◆ **Task to complete**:
Write every line of the material out exactly as shown.

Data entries
--- start ---

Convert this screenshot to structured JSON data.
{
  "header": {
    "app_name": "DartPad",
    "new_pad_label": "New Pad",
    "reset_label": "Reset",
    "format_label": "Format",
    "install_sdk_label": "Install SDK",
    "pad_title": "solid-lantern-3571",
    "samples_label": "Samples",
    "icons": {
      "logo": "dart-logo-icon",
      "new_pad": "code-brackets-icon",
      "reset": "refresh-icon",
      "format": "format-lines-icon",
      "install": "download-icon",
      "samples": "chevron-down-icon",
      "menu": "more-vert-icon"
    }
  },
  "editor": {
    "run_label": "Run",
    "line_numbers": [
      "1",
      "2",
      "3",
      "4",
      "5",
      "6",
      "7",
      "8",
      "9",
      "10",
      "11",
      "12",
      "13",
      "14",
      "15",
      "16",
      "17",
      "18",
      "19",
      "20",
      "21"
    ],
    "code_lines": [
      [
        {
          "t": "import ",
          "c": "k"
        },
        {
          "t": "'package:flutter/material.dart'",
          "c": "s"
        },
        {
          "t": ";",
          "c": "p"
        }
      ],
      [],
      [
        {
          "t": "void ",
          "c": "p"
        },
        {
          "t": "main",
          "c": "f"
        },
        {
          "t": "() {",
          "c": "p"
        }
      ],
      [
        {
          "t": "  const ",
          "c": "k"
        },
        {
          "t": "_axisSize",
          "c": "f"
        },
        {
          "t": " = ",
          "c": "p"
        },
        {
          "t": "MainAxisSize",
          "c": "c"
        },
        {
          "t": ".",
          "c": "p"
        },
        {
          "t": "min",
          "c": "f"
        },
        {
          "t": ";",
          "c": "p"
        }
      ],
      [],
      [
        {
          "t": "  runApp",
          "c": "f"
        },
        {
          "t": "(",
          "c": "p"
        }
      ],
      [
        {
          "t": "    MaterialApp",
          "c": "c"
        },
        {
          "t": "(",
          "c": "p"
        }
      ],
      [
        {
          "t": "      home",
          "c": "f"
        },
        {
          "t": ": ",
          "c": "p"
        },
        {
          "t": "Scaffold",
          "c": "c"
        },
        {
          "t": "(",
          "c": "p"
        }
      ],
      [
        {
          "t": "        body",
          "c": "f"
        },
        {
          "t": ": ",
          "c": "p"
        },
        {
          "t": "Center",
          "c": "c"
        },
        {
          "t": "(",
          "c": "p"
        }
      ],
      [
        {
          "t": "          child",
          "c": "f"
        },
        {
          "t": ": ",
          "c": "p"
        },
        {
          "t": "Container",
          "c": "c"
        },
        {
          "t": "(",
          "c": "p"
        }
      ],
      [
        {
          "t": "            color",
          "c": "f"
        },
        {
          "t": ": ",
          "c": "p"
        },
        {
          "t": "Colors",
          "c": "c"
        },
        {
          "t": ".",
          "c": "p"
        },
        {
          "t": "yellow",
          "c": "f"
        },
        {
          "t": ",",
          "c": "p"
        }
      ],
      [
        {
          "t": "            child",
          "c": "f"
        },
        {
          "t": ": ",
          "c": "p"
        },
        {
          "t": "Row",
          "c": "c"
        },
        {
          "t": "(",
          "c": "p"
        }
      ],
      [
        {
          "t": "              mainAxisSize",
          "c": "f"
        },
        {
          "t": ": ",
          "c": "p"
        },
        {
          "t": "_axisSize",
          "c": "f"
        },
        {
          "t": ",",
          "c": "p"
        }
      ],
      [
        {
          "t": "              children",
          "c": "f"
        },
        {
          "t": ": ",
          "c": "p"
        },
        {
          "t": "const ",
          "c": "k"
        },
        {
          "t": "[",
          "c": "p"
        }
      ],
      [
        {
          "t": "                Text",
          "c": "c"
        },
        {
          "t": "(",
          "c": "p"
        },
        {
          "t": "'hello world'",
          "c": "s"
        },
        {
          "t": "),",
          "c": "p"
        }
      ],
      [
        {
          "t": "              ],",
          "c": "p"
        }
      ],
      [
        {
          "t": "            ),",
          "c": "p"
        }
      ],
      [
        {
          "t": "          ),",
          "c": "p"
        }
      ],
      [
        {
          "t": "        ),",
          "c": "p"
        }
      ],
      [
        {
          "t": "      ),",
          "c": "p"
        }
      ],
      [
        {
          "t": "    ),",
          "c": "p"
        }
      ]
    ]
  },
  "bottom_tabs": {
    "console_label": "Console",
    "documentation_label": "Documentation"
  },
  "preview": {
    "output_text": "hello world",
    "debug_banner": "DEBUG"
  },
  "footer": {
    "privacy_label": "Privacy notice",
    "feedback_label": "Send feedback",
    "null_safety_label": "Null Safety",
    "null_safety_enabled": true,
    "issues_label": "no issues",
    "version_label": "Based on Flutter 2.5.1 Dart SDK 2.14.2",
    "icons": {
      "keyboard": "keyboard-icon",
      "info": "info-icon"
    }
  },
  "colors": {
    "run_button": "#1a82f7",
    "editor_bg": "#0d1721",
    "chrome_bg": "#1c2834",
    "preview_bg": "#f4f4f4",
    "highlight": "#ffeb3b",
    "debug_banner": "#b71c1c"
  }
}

--- end ---

◆ **Exercise response**:
Convert this screenshot to structured JSON data.
{
  "header": {
    "app_name": "DartPad",
    "new_pad_label": "New Pad",
    "reset_label": "Reset",
    "format_label": "Format",
    "install_sdk_label": "Install SDK",
    "pad_title": "solid-lantern-3571",
    "samples_label": "Samples",
    "icons": {
      "logo": "dart-logo-icon",
      "new_pad": "code-brackets-icon",
      "reset": "refresh-icon",
      "format": "format-lines-icon",
      "install": "download-icon",
      "samples": "chevron-down-icon",
      "menu": "more-vert-icon"
    }
  },
  "editor": {
    "run_label": "Run",
    "line_numbers": [
      "1",
      "2",
      "3",
      "4",
      "5",
      "6",
      "7",
      "8",
      "9",
      "10",
      "11",
      "12",
      "13",
      "14",
      "15",
      "16",
      "17",
      "18",
      "19",
      "20",
      "21"
    ],
    "code_lines": [
      [
        {
          "t": "import ",
          "c": "k"
        },
        {
          "t": "'package:flutter/material.dart'",
          "c": "s"
        },
        {
          "t": ";",
          "c": "p"
        }
      ],
      [],
      [
        {
          "t": "void ",
          "c": "p"
        },
        {
          "t": "main",
          "c": "f"
        },
        {
          "t": "() {",
          "c": "p"
        }
      ],
      [
        {
          "t": "  const ",
          "c": "k"
        },
        {
          "t": "_axisSize",
          "c": "f"
        },
        {
          "t": " = ",
          "c": "p"
        },
        {
          "t": "MainAxisSize",
          "c": "c"
        },
        {
          "t": ".",
          "c": "p"
        },
        {
          "t": "min",
          "c": "f"
        },
        {
          "t": ";",
          "c": "p"
        }
      ],
      [],
      [
        {
          "t": "  runApp",
          "c": "f"
        },
        {
          "t": "(",
          "c": "p"
        }
      ],
      [
        {
          "t": "    MaterialApp",
          "c": "c"
        },
        {
          "t": "(",
          "c": "p"
        }
      ],
      [
        {
          "t": "      home",
          "c": "f"
        },
        {
          "t": ": ",
          "c": "p"
        },
        {
          "t": "Scaffold",
          "c": "c"
        },
        {
          "t": "(",
          "c": "p"
        }
      ],
      [
        {
          "t": "        body",
          "c": "f"
        },
        {
          "t": ": ",
          "c": "p"
        },
        {
          "t": "Center",
          "c": "c"
        },
        {
          "t": "(",
          "c": "p"
        }
      ],
      [
        {
          "t": "          child",
          "c": "f"
        },
        {
          "t": ": ",
          "c": "p"
        },
        {
          "t": "Container",
          "c": "c"
        },
        {
          "t": "(",
          "c": "p"
        }
      ],
      [
        {
          "t": "            color",
          "c": "f"
        },
        {
          "t": ": ",
          "c": "p"
        },
        {
          "t": "Colors",
          "c": "c"
        },
        {
          "t": ".",
          "c": "p"
        },
        {
          "t": "yellow",
          "c": "f"
        },
        {
          "t": ",",
          "c": "p"
        }
      ],
      [
        {
          "t": "            child",
          "c": "f"
        },
        {
          "t": ": ",
          "c": "p"
        },
        {
          "t": "Row",
          "c": "c"
        },
        {
          "t": "(",
          "c": "p"
        }
      ],
      [
        {
          "t": "              mainAxisSize",
          "c": "f"
        },
        {
          "t": ": ",
          "c": "p"
        },
        {
          "t": "_axisSize",
          "c": "f"
        },
        {
          "t": ",",
          "c": "p"
        }
      ],
      [
        {
          "t": "              children",
          "c": "f"
        },
        {
          "t": ": ",
          "c": "p"
        },
        {
          "t": "const ",
          "c": "k"
        },
        {
          "t": "[",
          "c": "p"
        }
      ],
      [
        {
          "t": "                Text",
          "c": "c"
        },
        {
          "t": "(",
          "c": "p"
        },
        {
          "t": "'hello world'",
          "c": "s"
        },
        {
          "t": "),",
          "c": "p"
        }
      ],
      [
        {
          "t": "              ],",
          "c": "p"
        }
      ],
      [
        {
          "t": "            ),",
          "c": "p"
        }
      ],
      [
        {
          "t": "          ),",
          "c": "p"
        }
      ],
      [
        {
          "t": "        ),",
          "c": "p"
        }
      ],
      [
        {
          "t": "      ),",
          "c": "p"
        }
      ],
      [
        {
          "t": "    ),",
          "c": "p"
        }
      ]
    ]
  },
  "bottom_tabs": {
    "console_label": "Console",
    "documentation_label": "Documentation"
  },
  "preview": {
    "output_text": "hello world",
    "debug_banner": "DEBUG"
  },
  "footer": {
    "privacy_label": "Privacy notice",
    "feedback_label": "Send feedback",
    "null_safety_label": "Null Safety",
    "null_safety_enabled": true,
    "issues_label": "no issues",
    "version_label": "Based on Flutter 2.5.1 Dart SDK 2.14.2",
    "icons": {
      "keyboard": "keyboard-icon",
      "info": "info-icon"
    }
  },
  "colors": {
    "run_button": "#1a82f7",
    "editor_bg": "#0d1721",
    "chrome_bg": "#1c2834",
    "preview_bg": "#f4f4f4",
    "highlight": "#ffeb3b",
    "debug_banner": "#b71c1c"
  }
}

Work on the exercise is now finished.